_Given data_.

*****

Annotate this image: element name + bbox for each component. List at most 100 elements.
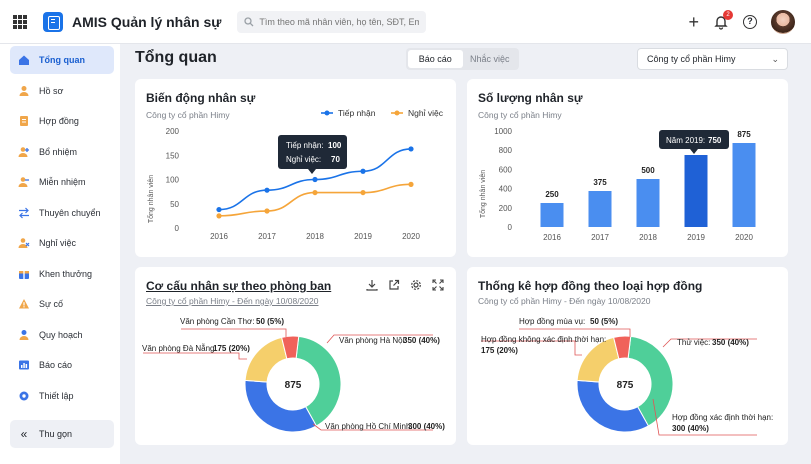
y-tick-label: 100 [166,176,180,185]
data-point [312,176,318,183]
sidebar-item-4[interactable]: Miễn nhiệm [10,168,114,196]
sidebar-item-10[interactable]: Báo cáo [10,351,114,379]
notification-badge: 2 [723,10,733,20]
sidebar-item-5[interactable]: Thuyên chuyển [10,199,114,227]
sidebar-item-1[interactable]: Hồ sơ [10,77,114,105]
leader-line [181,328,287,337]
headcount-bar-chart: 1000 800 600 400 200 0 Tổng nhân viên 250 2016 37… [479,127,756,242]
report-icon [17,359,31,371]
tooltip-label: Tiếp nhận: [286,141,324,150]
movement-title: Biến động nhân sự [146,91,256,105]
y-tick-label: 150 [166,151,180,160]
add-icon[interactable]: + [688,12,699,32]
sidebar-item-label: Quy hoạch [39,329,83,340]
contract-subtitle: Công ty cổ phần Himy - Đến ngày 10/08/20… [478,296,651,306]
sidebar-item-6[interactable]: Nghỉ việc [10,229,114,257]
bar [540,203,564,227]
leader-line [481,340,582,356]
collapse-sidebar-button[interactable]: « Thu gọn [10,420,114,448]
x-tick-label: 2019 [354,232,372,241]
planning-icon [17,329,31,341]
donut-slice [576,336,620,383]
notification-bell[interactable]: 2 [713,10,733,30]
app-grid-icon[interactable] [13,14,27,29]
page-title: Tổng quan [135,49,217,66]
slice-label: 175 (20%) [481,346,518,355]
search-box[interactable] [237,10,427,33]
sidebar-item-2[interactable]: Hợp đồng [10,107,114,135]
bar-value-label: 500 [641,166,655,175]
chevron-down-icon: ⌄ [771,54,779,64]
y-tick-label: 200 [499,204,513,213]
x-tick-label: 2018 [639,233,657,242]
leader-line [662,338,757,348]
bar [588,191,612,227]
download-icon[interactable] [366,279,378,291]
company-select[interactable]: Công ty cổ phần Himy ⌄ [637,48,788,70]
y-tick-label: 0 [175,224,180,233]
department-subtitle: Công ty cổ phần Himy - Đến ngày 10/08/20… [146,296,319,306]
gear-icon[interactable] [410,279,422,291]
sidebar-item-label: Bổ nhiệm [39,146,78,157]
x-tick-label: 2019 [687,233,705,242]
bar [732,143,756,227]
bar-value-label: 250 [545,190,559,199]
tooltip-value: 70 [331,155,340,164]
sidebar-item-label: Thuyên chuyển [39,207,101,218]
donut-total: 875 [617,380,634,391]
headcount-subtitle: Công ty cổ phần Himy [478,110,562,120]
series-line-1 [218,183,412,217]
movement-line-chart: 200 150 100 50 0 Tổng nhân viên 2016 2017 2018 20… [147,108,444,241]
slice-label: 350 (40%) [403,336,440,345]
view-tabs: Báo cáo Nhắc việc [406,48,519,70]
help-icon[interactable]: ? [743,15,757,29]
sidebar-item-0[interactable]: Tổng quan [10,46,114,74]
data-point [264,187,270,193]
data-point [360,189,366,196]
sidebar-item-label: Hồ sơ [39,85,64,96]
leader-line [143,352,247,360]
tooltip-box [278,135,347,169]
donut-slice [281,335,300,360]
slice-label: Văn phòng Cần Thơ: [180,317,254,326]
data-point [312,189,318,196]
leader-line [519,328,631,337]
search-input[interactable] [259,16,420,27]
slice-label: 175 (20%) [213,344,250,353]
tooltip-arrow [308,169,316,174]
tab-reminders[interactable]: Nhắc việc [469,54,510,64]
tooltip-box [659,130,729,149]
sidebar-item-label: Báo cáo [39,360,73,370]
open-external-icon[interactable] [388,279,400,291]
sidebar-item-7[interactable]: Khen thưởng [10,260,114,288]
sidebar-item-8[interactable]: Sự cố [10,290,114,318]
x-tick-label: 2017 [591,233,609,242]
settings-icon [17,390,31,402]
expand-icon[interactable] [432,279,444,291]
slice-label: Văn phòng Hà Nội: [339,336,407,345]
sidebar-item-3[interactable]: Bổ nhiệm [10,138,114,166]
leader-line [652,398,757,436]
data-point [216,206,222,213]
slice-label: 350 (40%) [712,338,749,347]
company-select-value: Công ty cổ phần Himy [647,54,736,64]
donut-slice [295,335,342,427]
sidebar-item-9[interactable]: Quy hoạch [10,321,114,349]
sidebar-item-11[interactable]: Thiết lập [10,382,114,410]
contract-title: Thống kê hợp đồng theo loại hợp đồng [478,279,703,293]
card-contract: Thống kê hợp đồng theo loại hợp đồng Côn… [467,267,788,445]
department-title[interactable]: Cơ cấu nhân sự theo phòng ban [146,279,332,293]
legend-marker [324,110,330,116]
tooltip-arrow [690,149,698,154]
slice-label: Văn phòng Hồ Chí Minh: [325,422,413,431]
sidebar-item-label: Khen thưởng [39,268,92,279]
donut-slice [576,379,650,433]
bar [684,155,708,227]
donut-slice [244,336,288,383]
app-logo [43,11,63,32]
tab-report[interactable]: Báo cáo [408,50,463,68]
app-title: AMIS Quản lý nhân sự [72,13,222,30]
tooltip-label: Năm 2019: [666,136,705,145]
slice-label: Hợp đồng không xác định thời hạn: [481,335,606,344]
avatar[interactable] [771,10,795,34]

*****

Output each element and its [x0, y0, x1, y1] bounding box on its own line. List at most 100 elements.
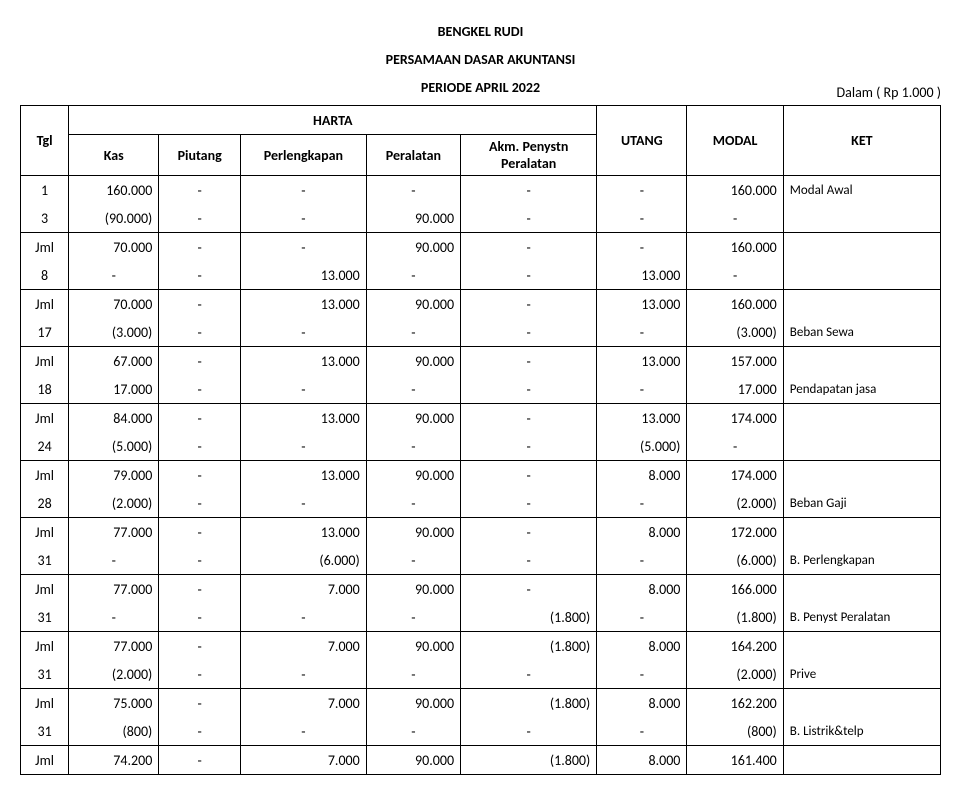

*****

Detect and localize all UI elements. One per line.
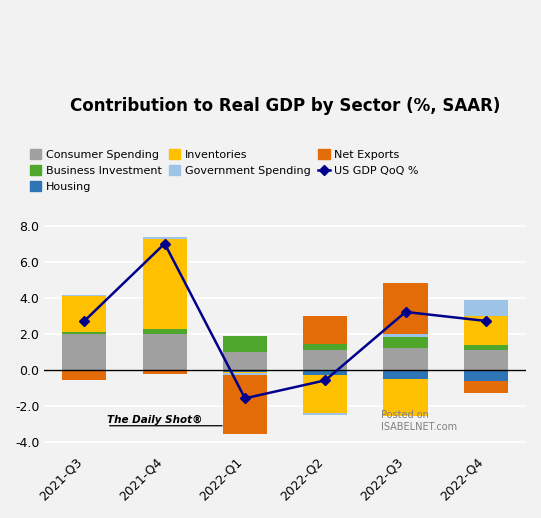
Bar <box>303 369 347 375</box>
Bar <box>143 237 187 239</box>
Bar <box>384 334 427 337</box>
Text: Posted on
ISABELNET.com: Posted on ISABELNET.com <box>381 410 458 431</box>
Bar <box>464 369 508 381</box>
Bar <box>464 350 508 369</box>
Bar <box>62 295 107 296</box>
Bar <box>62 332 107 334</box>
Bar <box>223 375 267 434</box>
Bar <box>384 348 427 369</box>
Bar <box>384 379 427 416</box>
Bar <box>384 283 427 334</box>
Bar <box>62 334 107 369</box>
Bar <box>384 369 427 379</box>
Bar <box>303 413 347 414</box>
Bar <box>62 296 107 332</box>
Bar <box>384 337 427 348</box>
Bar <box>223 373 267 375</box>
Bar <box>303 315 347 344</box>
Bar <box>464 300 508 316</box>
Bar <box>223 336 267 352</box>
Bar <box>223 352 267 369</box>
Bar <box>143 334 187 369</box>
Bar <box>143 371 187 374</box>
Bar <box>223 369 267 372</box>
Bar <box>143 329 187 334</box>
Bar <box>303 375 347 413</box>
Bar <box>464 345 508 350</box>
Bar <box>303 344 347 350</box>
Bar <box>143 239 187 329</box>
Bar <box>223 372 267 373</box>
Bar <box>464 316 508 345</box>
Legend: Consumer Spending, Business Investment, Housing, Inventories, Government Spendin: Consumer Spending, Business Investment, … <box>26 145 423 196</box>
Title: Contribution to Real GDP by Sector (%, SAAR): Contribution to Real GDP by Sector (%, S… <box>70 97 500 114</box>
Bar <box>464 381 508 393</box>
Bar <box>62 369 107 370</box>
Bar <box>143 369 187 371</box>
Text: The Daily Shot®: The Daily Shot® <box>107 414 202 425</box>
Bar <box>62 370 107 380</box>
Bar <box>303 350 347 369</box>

*****

_Directions for this task_.
Transcribe the part of the entries above that opens with the line containing "Detect and localize" and closes with the line containing "Bar <box>223 369 267 372</box>", both lines included. Leave the pictures out of your answer.

_Exercise response_.
Detect and localize all UI elements. One per line.
Bar <box>303 369 347 375</box>
Bar <box>143 237 187 239</box>
Bar <box>384 334 427 337</box>
Text: Posted on
ISABELNET.com: Posted on ISABELNET.com <box>381 410 458 431</box>
Bar <box>464 369 508 381</box>
Bar <box>464 350 508 369</box>
Bar <box>62 295 107 296</box>
Bar <box>62 332 107 334</box>
Bar <box>223 375 267 434</box>
Bar <box>384 348 427 369</box>
Bar <box>384 379 427 416</box>
Bar <box>384 283 427 334</box>
Bar <box>62 334 107 369</box>
Bar <box>384 369 427 379</box>
Bar <box>303 413 347 414</box>
Bar <box>62 296 107 332</box>
Bar <box>384 337 427 348</box>
Bar <box>223 373 267 375</box>
Bar <box>303 315 347 344</box>
Bar <box>464 300 508 316</box>
Bar <box>223 336 267 352</box>
Bar <box>223 352 267 369</box>
Bar <box>143 334 187 369</box>
Bar <box>143 371 187 374</box>
Bar <box>223 369 267 372</box>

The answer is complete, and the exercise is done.